## START Provided entries

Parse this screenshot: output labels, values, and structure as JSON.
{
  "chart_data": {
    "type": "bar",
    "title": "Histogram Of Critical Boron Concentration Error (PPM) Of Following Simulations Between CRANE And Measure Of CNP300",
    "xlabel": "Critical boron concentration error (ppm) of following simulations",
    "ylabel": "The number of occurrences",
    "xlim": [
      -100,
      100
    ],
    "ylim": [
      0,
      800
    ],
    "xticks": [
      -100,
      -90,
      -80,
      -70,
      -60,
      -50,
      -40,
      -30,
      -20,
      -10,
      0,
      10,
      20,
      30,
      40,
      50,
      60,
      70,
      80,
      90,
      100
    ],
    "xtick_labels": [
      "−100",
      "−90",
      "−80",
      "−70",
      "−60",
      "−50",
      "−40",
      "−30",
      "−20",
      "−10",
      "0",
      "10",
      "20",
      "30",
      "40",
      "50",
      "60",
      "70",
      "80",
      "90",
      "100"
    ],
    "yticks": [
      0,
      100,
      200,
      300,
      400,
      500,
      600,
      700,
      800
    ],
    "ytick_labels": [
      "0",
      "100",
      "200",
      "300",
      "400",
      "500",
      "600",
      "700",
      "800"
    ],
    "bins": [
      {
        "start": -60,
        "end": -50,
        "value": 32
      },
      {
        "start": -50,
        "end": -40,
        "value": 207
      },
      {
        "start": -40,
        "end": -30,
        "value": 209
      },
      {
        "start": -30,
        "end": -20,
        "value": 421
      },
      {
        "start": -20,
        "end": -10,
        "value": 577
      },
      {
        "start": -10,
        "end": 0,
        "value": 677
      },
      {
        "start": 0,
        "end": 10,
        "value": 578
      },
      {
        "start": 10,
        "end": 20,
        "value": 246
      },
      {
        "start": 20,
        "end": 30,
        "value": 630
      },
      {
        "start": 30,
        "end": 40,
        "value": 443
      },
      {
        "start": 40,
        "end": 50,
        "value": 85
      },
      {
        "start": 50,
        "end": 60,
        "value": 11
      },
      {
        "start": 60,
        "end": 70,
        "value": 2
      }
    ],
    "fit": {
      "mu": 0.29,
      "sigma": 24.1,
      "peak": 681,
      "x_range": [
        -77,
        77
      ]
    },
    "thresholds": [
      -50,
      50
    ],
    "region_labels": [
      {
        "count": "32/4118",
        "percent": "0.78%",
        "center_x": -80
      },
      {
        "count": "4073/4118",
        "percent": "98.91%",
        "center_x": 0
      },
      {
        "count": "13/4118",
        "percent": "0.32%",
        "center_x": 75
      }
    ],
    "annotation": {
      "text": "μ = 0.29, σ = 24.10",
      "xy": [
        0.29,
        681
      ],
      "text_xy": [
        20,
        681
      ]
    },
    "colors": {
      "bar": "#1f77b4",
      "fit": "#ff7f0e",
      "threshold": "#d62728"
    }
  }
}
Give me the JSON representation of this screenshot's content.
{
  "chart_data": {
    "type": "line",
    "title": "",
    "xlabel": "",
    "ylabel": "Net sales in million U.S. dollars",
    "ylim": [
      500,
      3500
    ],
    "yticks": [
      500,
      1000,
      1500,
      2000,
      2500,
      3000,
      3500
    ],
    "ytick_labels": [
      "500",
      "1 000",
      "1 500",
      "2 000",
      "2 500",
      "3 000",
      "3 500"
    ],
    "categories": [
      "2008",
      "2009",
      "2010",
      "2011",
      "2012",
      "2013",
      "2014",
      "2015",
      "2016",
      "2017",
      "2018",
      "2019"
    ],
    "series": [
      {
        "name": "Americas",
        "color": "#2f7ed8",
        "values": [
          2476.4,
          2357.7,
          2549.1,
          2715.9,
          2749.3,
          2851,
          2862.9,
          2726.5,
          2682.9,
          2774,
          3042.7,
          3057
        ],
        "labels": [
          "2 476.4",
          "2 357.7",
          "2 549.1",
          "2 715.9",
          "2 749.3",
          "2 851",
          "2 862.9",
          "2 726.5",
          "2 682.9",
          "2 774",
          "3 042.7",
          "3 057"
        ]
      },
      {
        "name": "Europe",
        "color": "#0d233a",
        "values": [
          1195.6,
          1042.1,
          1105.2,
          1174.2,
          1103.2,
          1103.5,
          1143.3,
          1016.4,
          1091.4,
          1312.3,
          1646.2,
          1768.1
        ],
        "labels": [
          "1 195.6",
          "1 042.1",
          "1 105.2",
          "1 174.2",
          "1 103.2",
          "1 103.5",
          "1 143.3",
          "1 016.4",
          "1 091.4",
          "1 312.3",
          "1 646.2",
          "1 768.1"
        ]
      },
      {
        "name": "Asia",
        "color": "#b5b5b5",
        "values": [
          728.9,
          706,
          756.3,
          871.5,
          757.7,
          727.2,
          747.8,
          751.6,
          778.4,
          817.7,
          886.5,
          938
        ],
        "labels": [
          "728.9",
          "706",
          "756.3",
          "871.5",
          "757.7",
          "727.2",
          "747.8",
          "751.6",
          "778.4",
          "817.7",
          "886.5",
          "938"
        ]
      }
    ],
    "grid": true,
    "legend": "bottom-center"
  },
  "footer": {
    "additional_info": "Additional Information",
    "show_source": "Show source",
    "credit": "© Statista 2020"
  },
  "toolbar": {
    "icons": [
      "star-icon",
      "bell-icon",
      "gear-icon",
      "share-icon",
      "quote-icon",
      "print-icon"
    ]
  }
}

## END Provided entries

Prompt:
Faithfully transcribe the whole of the data.

Answer to this exercise:
Parse this screenshot: output labels, values, and structure as JSON.
{
  "chart_data": {
    "type": "bar",
    "title": "Histogram Of Critical Boron Concentration Error (PPM) Of Following Simulations Between CRANE And Measure Of CNP300",
    "xlabel": "Critical boron concentration error (ppm) of following simulations",
    "ylabel": "The number of occurrences",
    "xlim": [
      -100,
      100
    ],
    "ylim": [
      0,
      800
    ],
    "xticks": [
      -100,
      -90,
      -80,
      -70,
      -60,
      -50,
      -40,
      -30,
      -20,
      -10,
      0,
      10,
      20,
      30,
      40,
      50,
      60,
      70,
      80,
      90,
      100
    ],
    "xtick_labels": [
      "−100",
      "−90",
      "−80",
      "−70",
      "−60",
      "−50",
      "−40",
      "−30",
      "−20",
      "−10",
      "0",
      "10",
      "20",
      "30",
      "40",
      "50",
      "60",
      "70",
      "80",
      "90",
      "100"
    ],
    "yticks": [
      0,
      100,
      200,
      300,
      400,
      500,
      600,
      700,
      800
    ],
    "ytick_labels": [
      "0",
      "100",
      "200",
      "300",
      "400",
      "500",
      "600",
      "700",
      "800"
    ],
    "bins": [
      {
        "start": -60,
        "end": -50,
        "value": 32
      },
      {
        "start": -50,
        "end": -40,
        "value": 207
      },
      {
        "start": -40,
        "end": -30,
        "value": 209
      },
      {
        "start": -30,
        "end": -20,
        "value": 421
      },
      {
        "start": -20,
        "end": -10,
        "value": 577
      },
      {
        "start": -10,
        "end": 0,
        "value": 677
      },
      {
        "start": 0,
        "end": 10,
        "value": 578
      },
      {
        "start": 10,
        "end": 20,
        "value": 246
      },
      {
        "start": 20,
        "end": 30,
        "value": 630
      },
      {
        "start": 30,
        "end": 40,
        "value": 443
      },
      {
        "start": 40,
        "end": 50,
        "value": 85
      },
      {
        "start": 50,
        "end": 60,
        "value": 11
      },
      {
        "start": 60,
        "end": 70,
        "value": 2
      }
    ],
    "fit": {
      "mu": 0.29,
      "sigma": 24.1,
      "peak": 681,
      "x_range": [
        -77,
        77
      ]
    },
    "thresholds": [
      -50,
      50
    ],
    "region_labels": [
      {
        "count": "32/4118",
        "percent": "0.78%",
        "center_x": -80
      },
      {
        "count": "4073/4118",
        "percent": "98.91%",
        "center_x": 0
      },
      {
        "count": "13/4118",
        "percent": "0.32%",
        "center_x": 75
      }
    ],
    "annotation": {
      "text": "μ = 0.29, σ = 24.10",
      "xy": [
        0.29,
        681
      ],
      "text_xy": [
        20,
        681
      ]
    },
    "colors": {
      "bar": "#1f77b4",
      "fit": "#ff7f0e",
      "threshold": "#d62728"
    }
  }
}
Give me the JSON representation of this screenshot's content.
{
  "chart_data": {
    "type": "line",
    "title": "",
    "xlabel": "",
    "ylabel": "Net sales in million U.S. dollars",
    "ylim": [
      500,
      3500
    ],
    "yticks": [
      500,
      1000,
      1500,
      2000,
      2500,
      3000,
      3500
    ],
    "ytick_labels": [
      "500",
      "1 000",
      "1 500",
      "2 000",
      "2 500",
      "3 000",
      "3 500"
    ],
    "categories": [
      "2008",
      "2009",
      "2010",
      "2011",
      "2012",
      "2013",
      "2014",
      "2015",
      "2016",
      "2017",
      "2018",
      "2019"
    ],
    "series": [
      {
        "name": "Americas",
        "color": "#2f7ed8",
        "values": [
          2476.4,
          2357.7,
          2549.1,
          2715.9,
          2749.3,
          2851,
          2862.9,
          2726.5,
          2682.9,
          2774,
          3042.7,
          3057
        ],
        "labels": [
          "2 476.4",
          "2 357.7",
          "2 549.1",
          "2 715.9",
          "2 749.3",
          "2 851",
          "2 862.9",
          "2 726.5",
          "2 682.9",
          "2 774",
          "3 042.7",
          "3 057"
        ]
      },
      {
        "name": "Europe",
        "color": "#0d233a",
        "values": [
          1195.6,
          1042.1,
          1105.2,
          1174.2,
          1103.2,
          1103.5,
          1143.3,
          1016.4,
          1091.4,
          1312.3,
          1646.2,
          1768.1
        ],
        "labels": [
          "1 195.6",
          "1 042.1",
          "1 105.2",
          "1 174.2",
          "1 103.2",
          "1 103.5",
          "1 143.3",
          "1 016.4",
          "1 091.4",
          "1 312.3",
          "1 646.2",
          "1 768.1"
        ]
      },
      {
        "name": "Asia",
        "color": "#b5b5b5",
        "values": [
          728.9,
          706,
          756.3,
          871.5,
          757.7,
          727.2,
          747.8,
          751.6,
          778.4,
          817.7,
          886.5,
          938
        ],
        "labels": [
          "728.9",
          "706",
          "756.3",
          "871.5",
          "757.7",
          "727.2",
          "747.8",
          "751.6",
          "778.4",
          "817.7",
          "886.5",
          "938"
        ]
      }
    ],
    "grid": true,
    "legend": "bottom-center"
  },
  "footer": {
    "additional_info": "Additional Information",
    "show_source": "Show source",
    "credit": "© Statista 2020"
  },
  "toolbar": {
    "icons": [
      "star-icon",
      "bell-icon",
      "gear-icon",
      "share-icon",
      "quote-icon",
      "print-icon"
    ]
  }
}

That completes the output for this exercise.